> _Task to complete_
Every entry that follows should be repeated exactly; drop the images.

> _Records shown_
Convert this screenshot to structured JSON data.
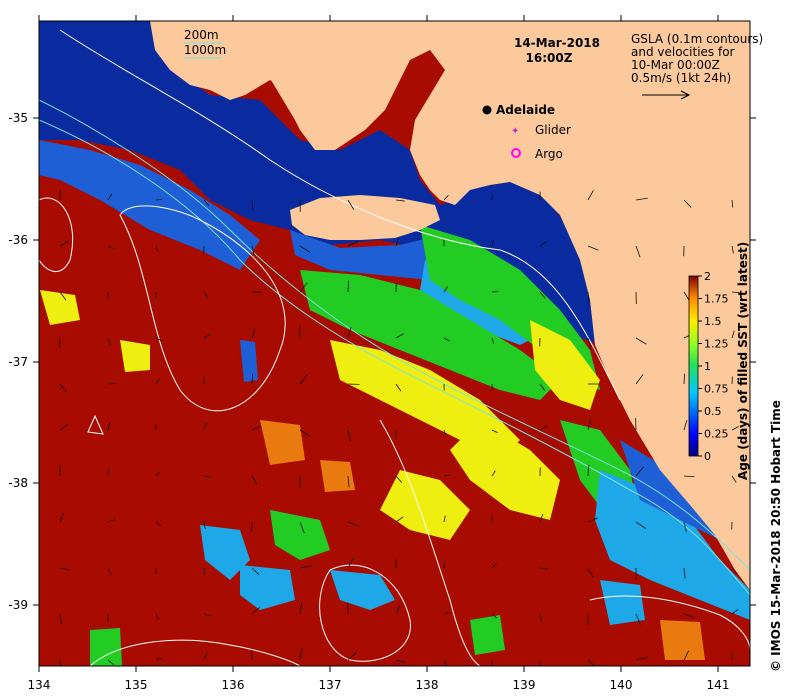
{
  "map": {
    "date_line1": "14-Mar-2018",
    "date_line2": "16:00Z",
    "legend_depth": [
      "200m",
      "1000m"
    ],
    "gsla_note": [
      "GSLA (0.1m contours)",
      "and velocities for",
      "10-Mar 00:00Z",
      "0.5m/s (1kt 24h)"
    ],
    "city": "Adelaide",
    "glider_label": "Glider",
    "argo_label": "Argo",
    "credit": "© IMOS 15-Mar-2018 20:50 Hobart Time",
    "xticks": [
      "134",
      "135",
      "136",
      "137",
      "138",
      "139",
      "140",
      "141"
    ],
    "yticks": [
      "-35",
      "-36",
      "-37",
      "-38",
      "-39"
    ],
    "colorbar": {
      "title": "Age (days) of filled SST (wrt latest)",
      "ticks": [
        "2",
        "1.75",
        "1.5",
        "1.25",
        "1",
        "0.75",
        "0.5",
        "0.25",
        "0"
      ]
    },
    "colors": {
      "land": "#fbc99b",
      "deep_blue": "#0a2aa0",
      "mid_blue": "#1e5fd6",
      "cyan": "#1ea8e8",
      "green": "#22cc22",
      "yellow": "#eeee10",
      "orange": "#e87a10",
      "dark_red": "#a80c00"
    }
  }
}
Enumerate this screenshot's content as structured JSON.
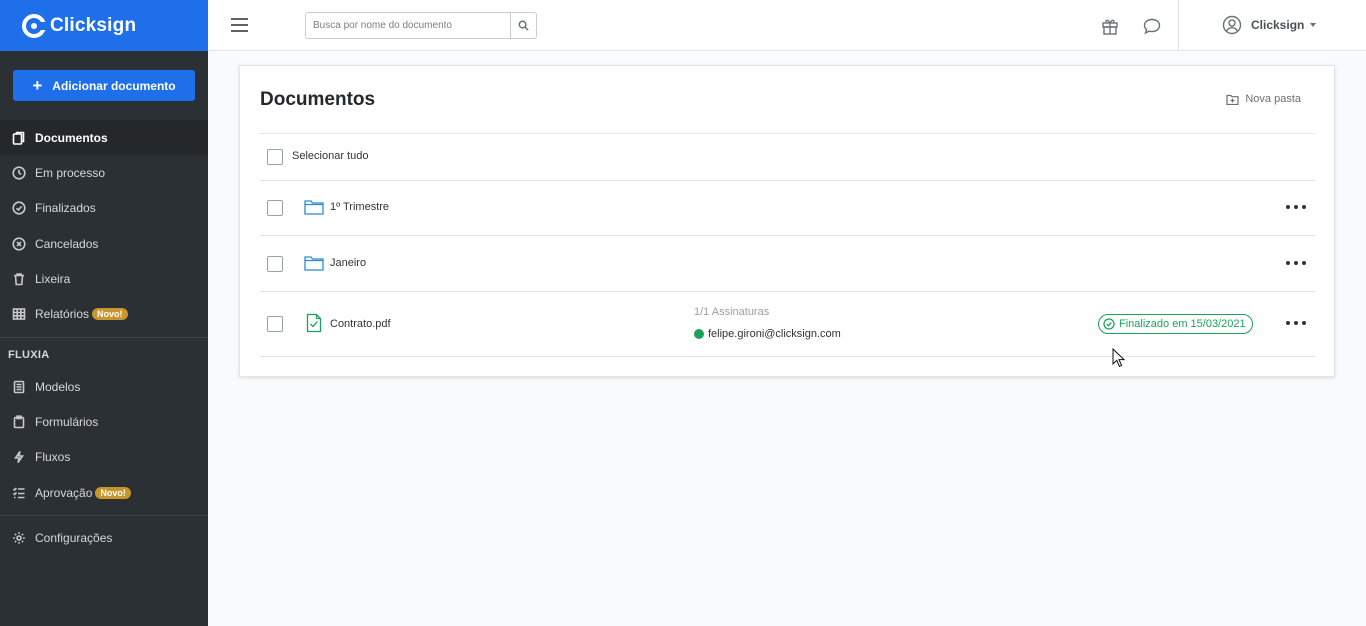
{
  "brand": {
    "name": "Clicksign",
    "color": "#1f6feb"
  },
  "sidebar": {
    "add_button": "Adicionar documento",
    "items": [
      {
        "label": "Documentos",
        "icon": "documents-icon"
      },
      {
        "label": "Em processo",
        "icon": "clock-icon"
      },
      {
        "label": "Finalizados",
        "icon": "check-circle-icon"
      },
      {
        "label": "Cancelados",
        "icon": "x-circle-icon"
      },
      {
        "label": "Lixeira",
        "icon": "trash-icon"
      },
      {
        "label": "Relatórios",
        "icon": "table-icon",
        "badge": "Novo!"
      }
    ],
    "section_title": "FLUXIA",
    "fluxia_items": [
      {
        "label": "Modelos",
        "icon": "template-icon"
      },
      {
        "label": "Formulários",
        "icon": "clipboard-icon"
      },
      {
        "label": "Fluxos",
        "icon": "bolt-icon"
      },
      {
        "label": "Aprovação",
        "icon": "checklist-icon",
        "badge": "Novo!"
      }
    ],
    "settings": {
      "label": "Configurações",
      "icon": "gear-icon"
    }
  },
  "topbar": {
    "search_placeholder": "Busca por nome do documento",
    "user_name": "Clicksign"
  },
  "main": {
    "title": "Documentos",
    "new_folder": "Nova pasta",
    "select_all": "Selecionar tudo",
    "rows": [
      {
        "type": "folder",
        "name": "1º Trimestre"
      },
      {
        "type": "folder",
        "name": "Janeiro"
      },
      {
        "type": "file",
        "name": "Contrato.pdf",
        "signatures": "1/1 Assinaturas",
        "signer": "felipe.gironi@clicksign.com",
        "status": "Finalizado em 15/03/2021"
      }
    ]
  }
}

> _Output_
Convert this screenshot to structured JSON data.
{
  "map": {
    "date_line1": "14-Mar-2018",
    "date_line2": "16:00Z",
    "legend_depth": [
      "200m",
      "1000m"
    ],
    "gsla_note": [
      "GSLA (0.1m contours)",
      "and velocities for",
      "10-Mar 00:00Z",
      "0.5m/s (1kt 24h)"
    ],
    "city": "Adelaide",
    "glider_label": "Glider",
    "argo_label": "Argo",
    "credit": "© IMOS 15-Mar-2018 20:50 Hobart Time",
    "xticks": [
      "134",
      "135",
      "136",
      "137",
      "138",
      "139",
      "140",
      "141"
    ],
    "yticks": [
      "-35",
      "-36",
      "-37",
      "-38",
      "-39"
    ],
    "colorbar": {
      "title": "Age (days) of filled SST (wrt latest)",
      "ticks": [
        "2",
        "1.75",
        "1.5",
        "1.25",
        "1",
        "0.75",
        "0.5",
        "0.25",
        "0"
      ]
    },
    "colors": {
      "land": "#fbc99b",
      "deep_blue": "#0a2aa0",
      "mid_blue": "#1e5fd6",
      "cyan": "#1ea8e8",
      "green": "#22cc22",
      "yellow": "#eeee10",
      "orange": "#e87a10",
      "dark_red": "#a80c00"
    }
  }
}
Enumerate this screenshot's content as structured JSON.
{
  "brand": {
    "name": "Clicksign",
    "color": "#1f6feb"
  },
  "sidebar": {
    "add_button": "Adicionar documento",
    "items": [
      {
        "label": "Documentos",
        "icon": "documents-icon"
      },
      {
        "label": "Em processo",
        "icon": "clock-icon"
      },
      {
        "label": "Finalizados",
        "icon": "check-circle-icon"
      },
      {
        "label": "Cancelados",
        "icon": "x-circle-icon"
      },
      {
        "label": "Lixeira",
        "icon": "trash-icon"
      },
      {
        "label": "Relatórios",
        "icon": "table-icon",
        "badge": "Novo!"
      }
    ],
    "section_title": "FLUXIA",
    "fluxia_items": [
      {
        "label": "Modelos",
        "icon": "template-icon"
      },
      {
        "label": "Formulários",
        "icon": "clipboard-icon"
      },
      {
        "label": "Fluxos",
        "icon": "bolt-icon"
      },
      {
        "label": "Aprovação",
        "icon": "checklist-icon",
        "badge": "Novo!"
      }
    ],
    "settings": {
      "label": "Configurações",
      "icon": "gear-icon"
    }
  },
  "topbar": {
    "search_placeholder": "Busca por nome do documento",
    "user_name": "Clicksign"
  },
  "main": {
    "title": "Documentos",
    "new_folder": "Nova pasta",
    "select_all": "Selecionar tudo",
    "rows": [
      {
        "type": "folder",
        "name": "1º Trimestre"
      },
      {
        "type": "folder",
        "name": "Janeiro"
      },
      {
        "type": "file",
        "name": "Contrato.pdf",
        "signatures": "1/1 Assinaturas",
        "signer": "felipe.gironi@clicksign.com",
        "status": "Finalizado em 15/03/2021"
      }
    ]
  }
}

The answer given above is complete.